> [Work instructions] Write out the records beneath this line exactly as they appear, minus any images.

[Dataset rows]
• • • • •

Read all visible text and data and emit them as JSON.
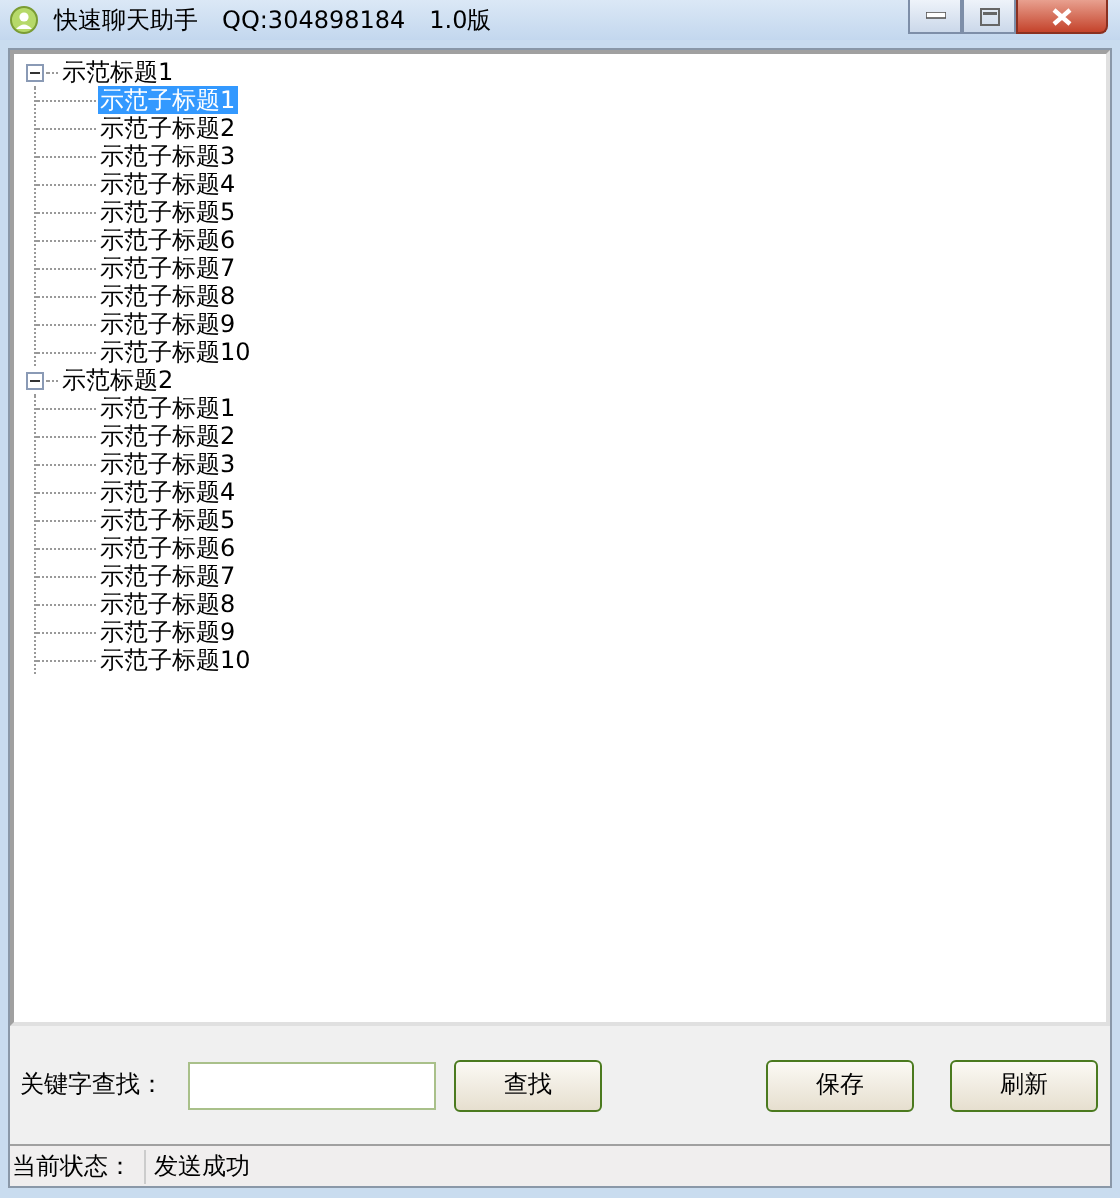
{
  "window": {
    "title": "快速聊天助手　QQ:304898184　1.0版"
  },
  "tree": [
    {
      "label": "示范标题1",
      "expanded": true,
      "selected": false,
      "children": [
        {
          "label": "示范子标题1",
          "selected": true
        },
        {
          "label": "示范子标题2",
          "selected": false
        },
        {
          "label": "示范子标题3",
          "selected": false
        },
        {
          "label": "示范子标题4",
          "selected": false
        },
        {
          "label": "示范子标题5",
          "selected": false
        },
        {
          "label": "示范子标题6",
          "selected": false
        },
        {
          "label": "示范子标题7",
          "selected": false
        },
        {
          "label": "示范子标题8",
          "selected": false
        },
        {
          "label": "示范子标题9",
          "selected": false
        },
        {
          "label": "示范子标题10",
          "selected": false
        }
      ]
    },
    {
      "label": "示范标题2",
      "expanded": true,
      "selected": false,
      "children": [
        {
          "label": "示范子标题1",
          "selected": false
        },
        {
          "label": "示范子标题2",
          "selected": false
        },
        {
          "label": "示范子标题3",
          "selected": false
        },
        {
          "label": "示范子标题4",
          "selected": false
        },
        {
          "label": "示范子标题5",
          "selected": false
        },
        {
          "label": "示范子标题6",
          "selected": false
        },
        {
          "label": "示范子标题7",
          "selected": false
        },
        {
          "label": "示范子标题8",
          "selected": false
        },
        {
          "label": "示范子标题9",
          "selected": false
        },
        {
          "label": "示范子标题10",
          "selected": false
        }
      ]
    }
  ],
  "search": {
    "label": "关键字查找："
  },
  "buttons": {
    "find": "查找",
    "save": "保存",
    "refresh": "刷新"
  },
  "status_bar": {
    "label": "当前状态：",
    "value": "发送成功"
  }
}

• • • • •

> [The response]
Read all visible text and data and emit them as JSON.
{
  "window": {
    "title": "快速聊天助手　QQ:304898184　1.0版"
  },
  "tree": [
    {
      "label": "示范标题1",
      "expanded": true,
      "selected": false,
      "children": [
        {
          "label": "示范子标题1",
          "selected": true
        },
        {
          "label": "示范子标题2",
          "selected": false
        },
        {
          "label": "示范子标题3",
          "selected": false
        },
        {
          "label": "示范子标题4",
          "selected": false
        },
        {
          "label": "示范子标题5",
          "selected": false
        },
        {
          "label": "示范子标题6",
          "selected": false
        },
        {
          "label": "示范子标题7",
          "selected": false
        },
        {
          "label": "示范子标题8",
          "selected": false
        },
        {
          "label": "示范子标题9",
          "selected": false
        },
        {
          "label": "示范子标题10",
          "selected": false
        }
      ]
    },
    {
      "label": "示范标题2",
      "expanded": true,
      "selected": false,
      "children": [
        {
          "label": "示范子标题1",
          "selected": false
        },
        {
          "label": "示范子标题2",
          "selected": false
        },
        {
          "label": "示范子标题3",
          "selected": false
        },
        {
          "label": "示范子标题4",
          "selected": false
        },
        {
          "label": "示范子标题5",
          "selected": false
        },
        {
          "label": "示范子标题6",
          "selected": false
        },
        {
          "label": "示范子标题7",
          "selected": false
        },
        {
          "label": "示范子标题8",
          "selected": false
        },
        {
          "label": "示范子标题9",
          "selected": false
        },
        {
          "label": "示范子标题10",
          "selected": false
        }
      ]
    }
  ],
  "search": {
    "label": "关键字查找："
  },
  "buttons": {
    "find": "查找",
    "save": "保存",
    "refresh": "刷新"
  },
  "status_bar": {
    "label": "当前状态：",
    "value": "发送成功"
  }
}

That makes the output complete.